■ Set task: Copy out all lines of the records in which the word "kunnen" appears.

■ Dataset excerpts:
## begin

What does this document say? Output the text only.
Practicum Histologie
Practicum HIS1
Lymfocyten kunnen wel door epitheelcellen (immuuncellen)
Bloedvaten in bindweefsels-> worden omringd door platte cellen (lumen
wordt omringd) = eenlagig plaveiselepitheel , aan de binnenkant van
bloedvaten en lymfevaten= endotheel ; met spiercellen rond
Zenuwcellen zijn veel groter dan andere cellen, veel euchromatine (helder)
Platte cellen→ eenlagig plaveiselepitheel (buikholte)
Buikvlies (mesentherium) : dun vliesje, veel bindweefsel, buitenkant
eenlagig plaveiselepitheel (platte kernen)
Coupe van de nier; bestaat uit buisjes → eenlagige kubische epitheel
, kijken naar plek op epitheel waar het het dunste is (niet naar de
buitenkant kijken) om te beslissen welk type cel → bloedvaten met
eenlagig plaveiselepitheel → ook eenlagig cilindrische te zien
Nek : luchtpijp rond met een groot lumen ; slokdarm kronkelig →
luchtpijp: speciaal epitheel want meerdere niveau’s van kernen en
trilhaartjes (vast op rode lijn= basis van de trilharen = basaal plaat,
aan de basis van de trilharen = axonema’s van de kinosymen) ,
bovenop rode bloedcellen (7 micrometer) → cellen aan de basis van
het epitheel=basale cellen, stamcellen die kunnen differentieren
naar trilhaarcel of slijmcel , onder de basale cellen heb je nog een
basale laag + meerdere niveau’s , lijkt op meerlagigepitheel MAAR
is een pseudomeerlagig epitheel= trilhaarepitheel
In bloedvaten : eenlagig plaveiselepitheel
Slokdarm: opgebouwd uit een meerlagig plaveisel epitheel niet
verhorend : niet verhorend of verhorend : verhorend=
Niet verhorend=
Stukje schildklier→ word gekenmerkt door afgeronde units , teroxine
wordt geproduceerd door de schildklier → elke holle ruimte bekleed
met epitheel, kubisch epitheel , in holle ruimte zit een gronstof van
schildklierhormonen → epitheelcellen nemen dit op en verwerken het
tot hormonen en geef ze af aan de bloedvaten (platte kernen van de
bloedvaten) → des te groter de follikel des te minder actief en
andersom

## end

■ Correct result:
Lymfocyten kunnen wel door epitheelcellen (immuuncellen)
het epitheel=basale cellen, stamcellen die kunnen differentieren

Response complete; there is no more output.